● **Exercise**
Read the entries below and pull out each line with the string "RESULT".

● **Material**
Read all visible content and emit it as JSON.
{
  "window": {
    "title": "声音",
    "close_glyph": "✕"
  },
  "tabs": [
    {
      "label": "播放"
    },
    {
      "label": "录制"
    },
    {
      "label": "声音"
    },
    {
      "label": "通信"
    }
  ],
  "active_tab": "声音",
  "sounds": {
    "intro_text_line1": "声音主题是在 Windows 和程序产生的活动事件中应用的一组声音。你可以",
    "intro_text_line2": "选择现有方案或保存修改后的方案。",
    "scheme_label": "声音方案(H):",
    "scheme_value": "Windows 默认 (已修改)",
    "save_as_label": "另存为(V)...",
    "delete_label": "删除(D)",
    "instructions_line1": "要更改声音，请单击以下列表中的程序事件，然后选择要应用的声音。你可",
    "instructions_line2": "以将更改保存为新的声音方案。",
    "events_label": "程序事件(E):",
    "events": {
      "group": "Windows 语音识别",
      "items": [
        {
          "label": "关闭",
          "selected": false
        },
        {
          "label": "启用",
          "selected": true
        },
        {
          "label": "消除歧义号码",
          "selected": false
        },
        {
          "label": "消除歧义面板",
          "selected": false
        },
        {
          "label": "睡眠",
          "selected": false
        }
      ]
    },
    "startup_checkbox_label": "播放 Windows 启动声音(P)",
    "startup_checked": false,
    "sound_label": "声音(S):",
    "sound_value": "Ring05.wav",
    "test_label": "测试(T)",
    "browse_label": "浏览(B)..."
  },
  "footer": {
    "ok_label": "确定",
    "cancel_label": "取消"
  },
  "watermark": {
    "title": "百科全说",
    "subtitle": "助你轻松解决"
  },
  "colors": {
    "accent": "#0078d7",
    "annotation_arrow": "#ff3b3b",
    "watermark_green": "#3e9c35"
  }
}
==
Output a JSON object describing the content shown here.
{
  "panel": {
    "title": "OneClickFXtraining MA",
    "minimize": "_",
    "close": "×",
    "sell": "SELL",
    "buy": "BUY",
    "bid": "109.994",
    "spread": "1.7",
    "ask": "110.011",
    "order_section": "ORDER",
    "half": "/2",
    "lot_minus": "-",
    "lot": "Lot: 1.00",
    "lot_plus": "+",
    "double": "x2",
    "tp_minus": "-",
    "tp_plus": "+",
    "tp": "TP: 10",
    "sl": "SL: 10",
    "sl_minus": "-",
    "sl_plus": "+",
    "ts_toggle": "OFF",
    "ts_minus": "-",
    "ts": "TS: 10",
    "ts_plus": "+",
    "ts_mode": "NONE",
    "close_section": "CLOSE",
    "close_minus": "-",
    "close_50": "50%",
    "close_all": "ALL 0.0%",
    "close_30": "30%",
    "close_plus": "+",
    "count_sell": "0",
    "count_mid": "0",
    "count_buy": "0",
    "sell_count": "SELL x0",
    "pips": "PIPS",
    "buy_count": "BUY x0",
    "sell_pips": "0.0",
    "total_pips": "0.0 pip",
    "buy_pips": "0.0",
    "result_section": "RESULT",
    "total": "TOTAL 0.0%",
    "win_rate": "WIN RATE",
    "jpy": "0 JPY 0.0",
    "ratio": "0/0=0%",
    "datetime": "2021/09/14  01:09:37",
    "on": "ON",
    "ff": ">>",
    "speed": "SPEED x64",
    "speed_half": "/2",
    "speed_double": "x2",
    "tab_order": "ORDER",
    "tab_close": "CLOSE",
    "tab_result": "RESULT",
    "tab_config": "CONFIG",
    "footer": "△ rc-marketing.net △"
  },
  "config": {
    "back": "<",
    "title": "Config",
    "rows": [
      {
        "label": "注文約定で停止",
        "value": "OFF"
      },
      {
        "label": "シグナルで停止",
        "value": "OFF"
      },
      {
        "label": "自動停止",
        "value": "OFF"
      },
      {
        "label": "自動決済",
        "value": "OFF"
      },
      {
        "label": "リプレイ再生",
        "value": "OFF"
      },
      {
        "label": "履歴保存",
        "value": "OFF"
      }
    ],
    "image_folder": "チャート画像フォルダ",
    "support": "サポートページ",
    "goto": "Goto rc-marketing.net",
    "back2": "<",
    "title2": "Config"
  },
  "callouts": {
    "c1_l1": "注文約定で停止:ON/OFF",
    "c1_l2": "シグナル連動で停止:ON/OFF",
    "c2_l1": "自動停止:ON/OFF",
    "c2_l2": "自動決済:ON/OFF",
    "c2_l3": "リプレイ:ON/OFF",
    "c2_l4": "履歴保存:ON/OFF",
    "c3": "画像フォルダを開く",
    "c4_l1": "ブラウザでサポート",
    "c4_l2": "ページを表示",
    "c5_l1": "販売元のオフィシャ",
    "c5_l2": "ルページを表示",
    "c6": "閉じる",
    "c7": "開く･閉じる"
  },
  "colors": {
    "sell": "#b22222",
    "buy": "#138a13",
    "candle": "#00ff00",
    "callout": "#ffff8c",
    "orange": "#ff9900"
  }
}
--
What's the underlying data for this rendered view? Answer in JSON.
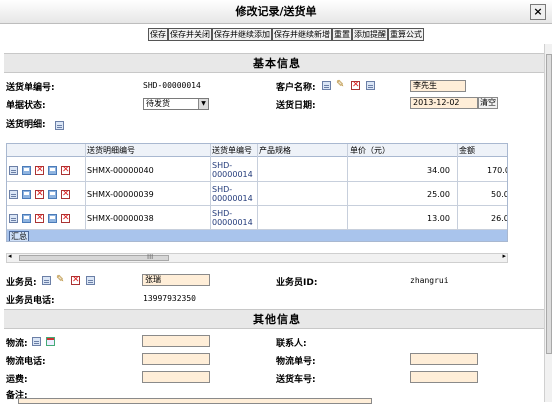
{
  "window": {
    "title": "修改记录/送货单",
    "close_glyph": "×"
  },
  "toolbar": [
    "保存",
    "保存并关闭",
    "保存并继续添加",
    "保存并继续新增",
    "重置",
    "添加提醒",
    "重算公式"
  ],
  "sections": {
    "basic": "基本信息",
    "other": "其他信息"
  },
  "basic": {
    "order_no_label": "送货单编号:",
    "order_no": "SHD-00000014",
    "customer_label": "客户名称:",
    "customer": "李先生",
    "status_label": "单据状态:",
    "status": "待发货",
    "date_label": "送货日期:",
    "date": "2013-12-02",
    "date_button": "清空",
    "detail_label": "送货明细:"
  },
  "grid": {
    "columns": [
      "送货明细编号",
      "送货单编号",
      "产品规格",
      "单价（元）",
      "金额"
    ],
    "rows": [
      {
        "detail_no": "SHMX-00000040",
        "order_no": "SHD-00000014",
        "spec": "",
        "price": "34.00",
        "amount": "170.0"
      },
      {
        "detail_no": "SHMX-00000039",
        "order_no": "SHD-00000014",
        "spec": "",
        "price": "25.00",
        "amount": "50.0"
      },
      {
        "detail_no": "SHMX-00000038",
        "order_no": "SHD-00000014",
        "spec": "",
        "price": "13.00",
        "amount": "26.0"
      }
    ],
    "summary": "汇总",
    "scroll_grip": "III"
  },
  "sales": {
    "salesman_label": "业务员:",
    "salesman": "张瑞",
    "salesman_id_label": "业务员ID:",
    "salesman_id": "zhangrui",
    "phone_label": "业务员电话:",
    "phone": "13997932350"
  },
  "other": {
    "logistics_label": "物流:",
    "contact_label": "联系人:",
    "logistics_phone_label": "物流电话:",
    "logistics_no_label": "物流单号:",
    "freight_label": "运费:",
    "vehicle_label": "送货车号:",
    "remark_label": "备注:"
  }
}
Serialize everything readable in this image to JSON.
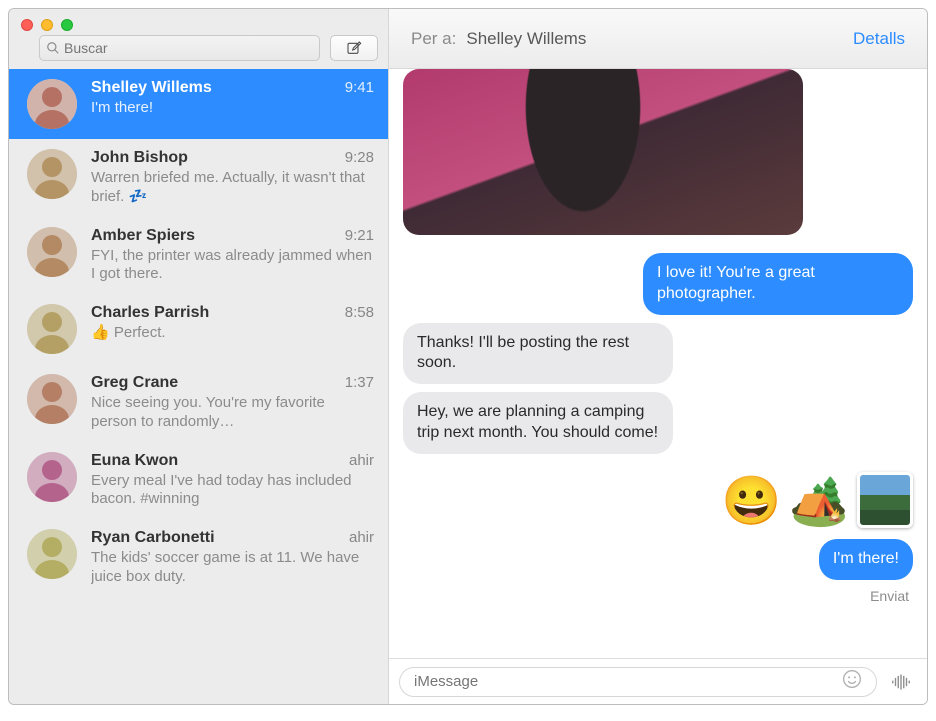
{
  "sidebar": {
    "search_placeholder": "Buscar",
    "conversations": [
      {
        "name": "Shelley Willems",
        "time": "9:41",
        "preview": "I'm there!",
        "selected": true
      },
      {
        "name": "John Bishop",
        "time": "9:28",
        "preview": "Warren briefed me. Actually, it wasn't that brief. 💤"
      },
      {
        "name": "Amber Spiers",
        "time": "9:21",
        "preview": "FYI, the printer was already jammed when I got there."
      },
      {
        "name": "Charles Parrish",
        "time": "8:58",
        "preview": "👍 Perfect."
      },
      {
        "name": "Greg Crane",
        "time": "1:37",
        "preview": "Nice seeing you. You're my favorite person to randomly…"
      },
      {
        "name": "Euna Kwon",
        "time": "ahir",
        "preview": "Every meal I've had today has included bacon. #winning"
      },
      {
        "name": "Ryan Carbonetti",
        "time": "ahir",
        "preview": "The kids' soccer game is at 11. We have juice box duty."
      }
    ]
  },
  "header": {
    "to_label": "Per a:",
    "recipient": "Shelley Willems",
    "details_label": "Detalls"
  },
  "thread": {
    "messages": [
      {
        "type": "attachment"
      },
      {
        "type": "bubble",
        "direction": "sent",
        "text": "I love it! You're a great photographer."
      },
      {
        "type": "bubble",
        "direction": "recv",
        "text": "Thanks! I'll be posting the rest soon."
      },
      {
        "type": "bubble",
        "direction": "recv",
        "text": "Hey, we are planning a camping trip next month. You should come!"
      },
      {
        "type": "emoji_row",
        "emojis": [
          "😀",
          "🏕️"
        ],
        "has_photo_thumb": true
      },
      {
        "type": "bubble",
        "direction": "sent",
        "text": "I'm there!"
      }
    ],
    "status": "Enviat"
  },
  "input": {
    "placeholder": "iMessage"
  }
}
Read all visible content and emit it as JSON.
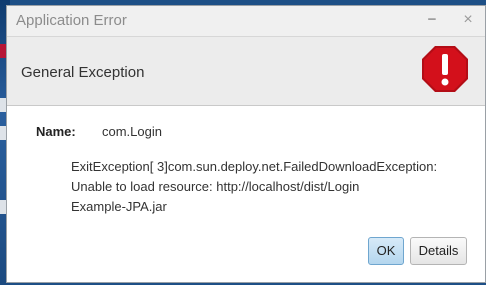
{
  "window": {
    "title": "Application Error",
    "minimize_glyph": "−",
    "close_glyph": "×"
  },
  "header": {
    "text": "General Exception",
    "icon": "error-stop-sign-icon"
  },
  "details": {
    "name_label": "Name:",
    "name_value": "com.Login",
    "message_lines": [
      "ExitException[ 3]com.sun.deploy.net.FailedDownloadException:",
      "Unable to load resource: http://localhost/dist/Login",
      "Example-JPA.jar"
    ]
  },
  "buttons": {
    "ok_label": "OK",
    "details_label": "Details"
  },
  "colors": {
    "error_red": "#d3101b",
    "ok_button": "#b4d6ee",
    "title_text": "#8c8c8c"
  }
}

● **The reply**
    "result_section": "RESULT",
    "tab_result": "RESULT",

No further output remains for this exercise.